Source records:
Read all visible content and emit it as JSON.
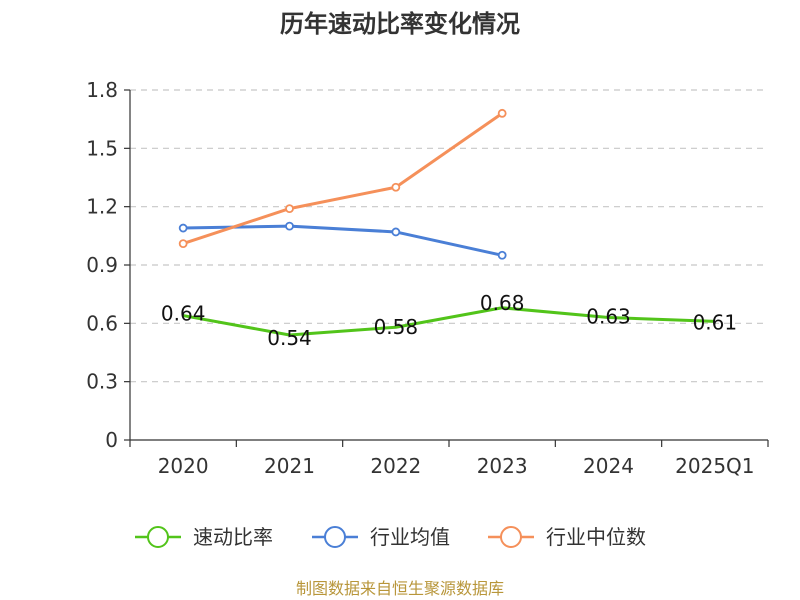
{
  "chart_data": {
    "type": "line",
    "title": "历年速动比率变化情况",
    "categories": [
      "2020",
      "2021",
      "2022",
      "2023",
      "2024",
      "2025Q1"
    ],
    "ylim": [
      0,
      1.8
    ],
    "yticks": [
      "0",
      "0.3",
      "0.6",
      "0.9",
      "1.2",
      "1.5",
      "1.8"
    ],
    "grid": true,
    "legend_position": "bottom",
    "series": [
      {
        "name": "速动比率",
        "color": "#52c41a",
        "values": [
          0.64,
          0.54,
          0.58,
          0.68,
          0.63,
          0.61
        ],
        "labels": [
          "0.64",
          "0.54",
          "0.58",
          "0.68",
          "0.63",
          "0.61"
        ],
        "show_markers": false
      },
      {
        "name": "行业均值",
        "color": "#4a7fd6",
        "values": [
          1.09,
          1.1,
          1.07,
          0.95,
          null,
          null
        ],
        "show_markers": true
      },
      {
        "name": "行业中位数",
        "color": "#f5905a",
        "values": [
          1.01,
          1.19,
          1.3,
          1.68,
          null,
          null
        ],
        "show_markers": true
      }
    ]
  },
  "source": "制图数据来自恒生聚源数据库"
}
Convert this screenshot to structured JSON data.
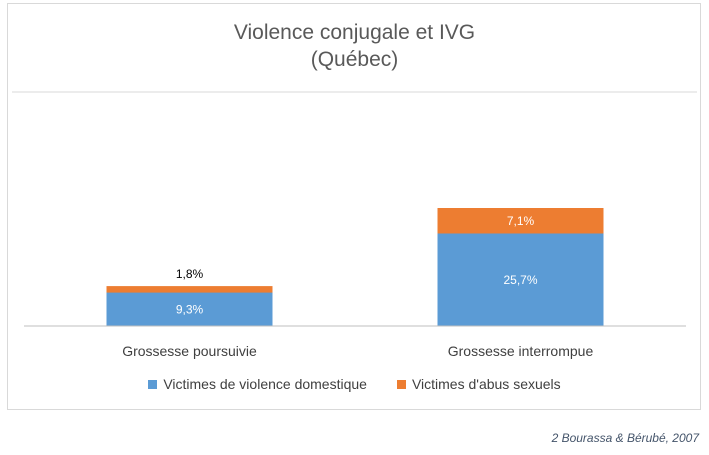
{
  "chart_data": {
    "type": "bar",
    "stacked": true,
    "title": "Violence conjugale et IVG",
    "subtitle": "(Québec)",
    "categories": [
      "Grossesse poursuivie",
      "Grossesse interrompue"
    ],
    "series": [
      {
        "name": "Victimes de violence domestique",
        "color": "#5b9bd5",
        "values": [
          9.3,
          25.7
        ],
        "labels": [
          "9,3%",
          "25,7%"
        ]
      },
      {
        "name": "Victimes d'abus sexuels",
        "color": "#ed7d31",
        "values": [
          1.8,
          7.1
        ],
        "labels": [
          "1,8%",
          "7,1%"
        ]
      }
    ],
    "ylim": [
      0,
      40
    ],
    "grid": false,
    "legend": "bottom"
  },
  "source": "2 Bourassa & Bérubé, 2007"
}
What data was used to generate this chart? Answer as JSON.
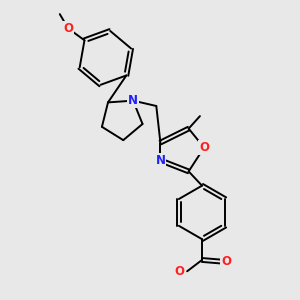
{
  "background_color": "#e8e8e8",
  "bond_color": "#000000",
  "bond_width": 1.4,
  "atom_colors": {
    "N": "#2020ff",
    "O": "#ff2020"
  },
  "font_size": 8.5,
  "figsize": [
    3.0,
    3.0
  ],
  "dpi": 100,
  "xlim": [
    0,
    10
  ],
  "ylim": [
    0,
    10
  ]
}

**Problem**
Lines that hold "JSON" are the ones to copy; find all of them.

**Completed task**
Read all visible content and emit it as JSON.
Convert this screenshot to structured JSON data.
What data was used to generate this chart? Answer as JSON.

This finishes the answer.